• _Aim of the exercise_
Scan the data below for the string "icon". Show every line where it turns up.

• _Recorded data_
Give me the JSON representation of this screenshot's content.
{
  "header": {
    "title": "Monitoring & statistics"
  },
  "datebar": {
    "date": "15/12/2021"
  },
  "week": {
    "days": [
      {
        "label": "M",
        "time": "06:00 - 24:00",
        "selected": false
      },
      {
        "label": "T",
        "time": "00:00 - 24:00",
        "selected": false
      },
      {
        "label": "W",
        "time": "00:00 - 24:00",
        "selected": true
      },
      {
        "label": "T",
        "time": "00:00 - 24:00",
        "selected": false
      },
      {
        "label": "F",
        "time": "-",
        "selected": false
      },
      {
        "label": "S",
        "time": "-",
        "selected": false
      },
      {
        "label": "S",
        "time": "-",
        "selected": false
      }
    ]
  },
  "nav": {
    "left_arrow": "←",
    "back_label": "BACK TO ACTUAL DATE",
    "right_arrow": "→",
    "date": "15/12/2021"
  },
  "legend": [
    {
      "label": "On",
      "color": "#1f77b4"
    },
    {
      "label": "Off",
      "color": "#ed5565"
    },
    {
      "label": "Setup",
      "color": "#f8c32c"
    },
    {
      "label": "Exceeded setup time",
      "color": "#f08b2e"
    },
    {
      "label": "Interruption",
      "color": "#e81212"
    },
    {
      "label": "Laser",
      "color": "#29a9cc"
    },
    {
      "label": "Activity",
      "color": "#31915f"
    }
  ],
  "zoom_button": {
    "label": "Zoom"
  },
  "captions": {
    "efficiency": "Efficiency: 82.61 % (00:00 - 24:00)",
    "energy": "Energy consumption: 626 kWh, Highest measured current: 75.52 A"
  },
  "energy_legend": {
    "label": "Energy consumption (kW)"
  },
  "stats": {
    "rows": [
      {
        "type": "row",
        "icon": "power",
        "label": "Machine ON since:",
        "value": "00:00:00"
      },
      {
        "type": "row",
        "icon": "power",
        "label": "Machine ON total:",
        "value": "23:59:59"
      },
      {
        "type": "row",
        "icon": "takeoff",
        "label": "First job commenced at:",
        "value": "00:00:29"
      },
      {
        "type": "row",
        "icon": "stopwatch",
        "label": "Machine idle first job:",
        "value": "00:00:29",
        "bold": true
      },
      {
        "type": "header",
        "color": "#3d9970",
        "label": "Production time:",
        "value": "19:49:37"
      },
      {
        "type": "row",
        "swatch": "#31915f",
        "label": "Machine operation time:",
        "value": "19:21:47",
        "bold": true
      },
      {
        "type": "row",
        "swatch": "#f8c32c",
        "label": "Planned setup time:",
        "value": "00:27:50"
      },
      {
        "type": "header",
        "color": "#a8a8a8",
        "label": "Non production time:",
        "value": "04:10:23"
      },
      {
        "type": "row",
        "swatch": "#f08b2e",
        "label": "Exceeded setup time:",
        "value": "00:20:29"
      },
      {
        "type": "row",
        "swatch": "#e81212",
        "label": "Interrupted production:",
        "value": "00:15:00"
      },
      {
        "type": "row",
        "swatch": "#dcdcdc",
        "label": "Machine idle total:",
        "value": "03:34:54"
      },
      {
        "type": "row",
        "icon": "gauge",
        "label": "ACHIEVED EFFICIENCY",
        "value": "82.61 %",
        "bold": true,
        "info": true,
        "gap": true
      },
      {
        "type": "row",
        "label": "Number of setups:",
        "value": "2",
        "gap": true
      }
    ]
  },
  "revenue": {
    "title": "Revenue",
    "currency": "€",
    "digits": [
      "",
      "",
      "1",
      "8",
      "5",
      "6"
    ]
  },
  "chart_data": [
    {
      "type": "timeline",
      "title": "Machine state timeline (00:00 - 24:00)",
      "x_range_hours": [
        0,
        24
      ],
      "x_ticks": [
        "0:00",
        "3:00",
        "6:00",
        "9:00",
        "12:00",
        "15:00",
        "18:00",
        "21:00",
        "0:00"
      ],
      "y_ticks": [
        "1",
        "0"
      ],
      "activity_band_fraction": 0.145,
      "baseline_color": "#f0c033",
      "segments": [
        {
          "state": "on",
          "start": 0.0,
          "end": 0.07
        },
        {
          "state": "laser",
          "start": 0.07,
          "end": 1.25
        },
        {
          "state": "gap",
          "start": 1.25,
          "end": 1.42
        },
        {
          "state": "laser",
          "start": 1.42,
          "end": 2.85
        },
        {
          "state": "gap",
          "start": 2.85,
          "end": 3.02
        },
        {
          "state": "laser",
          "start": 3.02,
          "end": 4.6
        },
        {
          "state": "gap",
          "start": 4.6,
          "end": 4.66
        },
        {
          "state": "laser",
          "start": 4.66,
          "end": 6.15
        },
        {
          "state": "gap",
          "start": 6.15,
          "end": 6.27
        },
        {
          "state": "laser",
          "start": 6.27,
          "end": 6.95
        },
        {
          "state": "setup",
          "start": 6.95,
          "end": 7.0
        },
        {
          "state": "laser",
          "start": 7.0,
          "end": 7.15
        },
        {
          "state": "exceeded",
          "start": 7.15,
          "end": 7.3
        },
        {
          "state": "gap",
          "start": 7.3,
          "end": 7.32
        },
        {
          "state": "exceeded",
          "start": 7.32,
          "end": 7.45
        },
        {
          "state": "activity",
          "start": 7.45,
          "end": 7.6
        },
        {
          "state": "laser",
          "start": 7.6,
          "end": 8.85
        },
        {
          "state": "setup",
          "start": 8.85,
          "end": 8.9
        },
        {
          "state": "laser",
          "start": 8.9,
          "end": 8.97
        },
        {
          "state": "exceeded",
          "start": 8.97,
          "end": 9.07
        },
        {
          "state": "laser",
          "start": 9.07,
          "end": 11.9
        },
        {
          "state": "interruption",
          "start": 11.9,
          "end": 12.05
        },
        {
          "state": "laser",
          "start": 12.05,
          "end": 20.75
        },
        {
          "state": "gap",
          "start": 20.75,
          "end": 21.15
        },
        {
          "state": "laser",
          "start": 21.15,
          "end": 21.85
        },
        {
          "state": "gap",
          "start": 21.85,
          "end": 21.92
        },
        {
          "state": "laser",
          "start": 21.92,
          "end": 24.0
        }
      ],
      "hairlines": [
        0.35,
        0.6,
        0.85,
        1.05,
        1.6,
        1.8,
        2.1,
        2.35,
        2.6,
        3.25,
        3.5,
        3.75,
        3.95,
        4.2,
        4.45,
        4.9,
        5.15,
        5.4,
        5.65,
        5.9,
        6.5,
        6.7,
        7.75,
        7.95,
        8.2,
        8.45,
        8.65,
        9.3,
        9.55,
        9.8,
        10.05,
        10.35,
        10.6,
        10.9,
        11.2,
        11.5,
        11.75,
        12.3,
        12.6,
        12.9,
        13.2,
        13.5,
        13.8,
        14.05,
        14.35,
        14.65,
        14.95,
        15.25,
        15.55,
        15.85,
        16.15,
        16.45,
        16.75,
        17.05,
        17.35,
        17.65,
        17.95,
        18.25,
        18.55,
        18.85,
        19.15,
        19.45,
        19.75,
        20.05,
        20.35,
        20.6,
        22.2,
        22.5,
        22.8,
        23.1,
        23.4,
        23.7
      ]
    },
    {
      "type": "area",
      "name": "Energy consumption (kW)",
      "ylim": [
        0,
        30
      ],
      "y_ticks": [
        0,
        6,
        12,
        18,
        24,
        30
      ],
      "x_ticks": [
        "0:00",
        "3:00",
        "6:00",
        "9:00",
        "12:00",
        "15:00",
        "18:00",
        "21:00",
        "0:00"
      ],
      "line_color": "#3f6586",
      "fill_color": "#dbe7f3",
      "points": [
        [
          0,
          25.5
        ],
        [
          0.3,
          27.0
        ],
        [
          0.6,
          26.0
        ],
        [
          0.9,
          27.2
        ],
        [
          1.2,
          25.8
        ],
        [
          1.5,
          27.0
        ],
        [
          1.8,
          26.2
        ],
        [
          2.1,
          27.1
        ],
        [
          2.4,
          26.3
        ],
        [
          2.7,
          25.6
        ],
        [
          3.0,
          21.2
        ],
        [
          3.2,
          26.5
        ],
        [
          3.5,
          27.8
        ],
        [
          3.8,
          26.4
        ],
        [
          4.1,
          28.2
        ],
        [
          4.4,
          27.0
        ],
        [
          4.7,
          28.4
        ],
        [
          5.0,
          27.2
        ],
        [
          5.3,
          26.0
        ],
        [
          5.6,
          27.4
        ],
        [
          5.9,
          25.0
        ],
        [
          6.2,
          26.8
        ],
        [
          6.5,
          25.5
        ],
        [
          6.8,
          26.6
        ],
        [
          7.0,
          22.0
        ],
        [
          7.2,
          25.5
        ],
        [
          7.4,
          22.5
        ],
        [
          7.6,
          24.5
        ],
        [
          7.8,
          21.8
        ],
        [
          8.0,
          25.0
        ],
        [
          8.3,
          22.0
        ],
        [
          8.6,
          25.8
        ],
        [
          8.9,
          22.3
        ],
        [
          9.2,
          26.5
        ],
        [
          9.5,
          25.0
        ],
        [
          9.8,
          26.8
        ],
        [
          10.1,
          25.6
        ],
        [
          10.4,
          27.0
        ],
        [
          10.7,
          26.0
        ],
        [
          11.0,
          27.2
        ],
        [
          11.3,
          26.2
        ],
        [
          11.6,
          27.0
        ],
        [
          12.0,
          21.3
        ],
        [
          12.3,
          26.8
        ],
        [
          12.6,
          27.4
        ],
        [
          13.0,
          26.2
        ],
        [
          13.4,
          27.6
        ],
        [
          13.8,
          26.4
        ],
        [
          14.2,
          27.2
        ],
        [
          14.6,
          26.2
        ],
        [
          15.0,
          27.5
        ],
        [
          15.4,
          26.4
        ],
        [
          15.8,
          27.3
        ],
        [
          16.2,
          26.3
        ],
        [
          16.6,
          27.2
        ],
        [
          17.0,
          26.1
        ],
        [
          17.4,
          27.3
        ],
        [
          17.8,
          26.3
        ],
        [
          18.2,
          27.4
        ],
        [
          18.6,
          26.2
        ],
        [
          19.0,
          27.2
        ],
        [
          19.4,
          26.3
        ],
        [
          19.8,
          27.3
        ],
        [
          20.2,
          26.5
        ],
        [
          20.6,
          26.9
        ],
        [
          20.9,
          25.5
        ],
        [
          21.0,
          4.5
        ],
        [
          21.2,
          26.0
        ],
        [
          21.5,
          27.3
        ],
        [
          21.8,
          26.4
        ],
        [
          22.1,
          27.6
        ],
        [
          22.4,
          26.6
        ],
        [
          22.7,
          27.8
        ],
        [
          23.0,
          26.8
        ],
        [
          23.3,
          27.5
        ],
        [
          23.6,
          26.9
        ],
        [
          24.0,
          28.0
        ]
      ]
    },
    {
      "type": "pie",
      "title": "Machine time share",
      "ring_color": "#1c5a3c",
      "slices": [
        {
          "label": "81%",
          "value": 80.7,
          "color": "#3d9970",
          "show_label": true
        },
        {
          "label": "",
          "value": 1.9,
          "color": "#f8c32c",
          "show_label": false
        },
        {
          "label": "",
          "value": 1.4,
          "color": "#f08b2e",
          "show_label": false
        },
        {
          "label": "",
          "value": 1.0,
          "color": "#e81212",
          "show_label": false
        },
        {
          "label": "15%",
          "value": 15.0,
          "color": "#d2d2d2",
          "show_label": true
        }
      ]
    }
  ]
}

• _Response to this exercise_
        "icon": "power",
        "icon": "power",
        "icon": "takeoff",
        "icon": "stopwatch",
        "icon": "gauge",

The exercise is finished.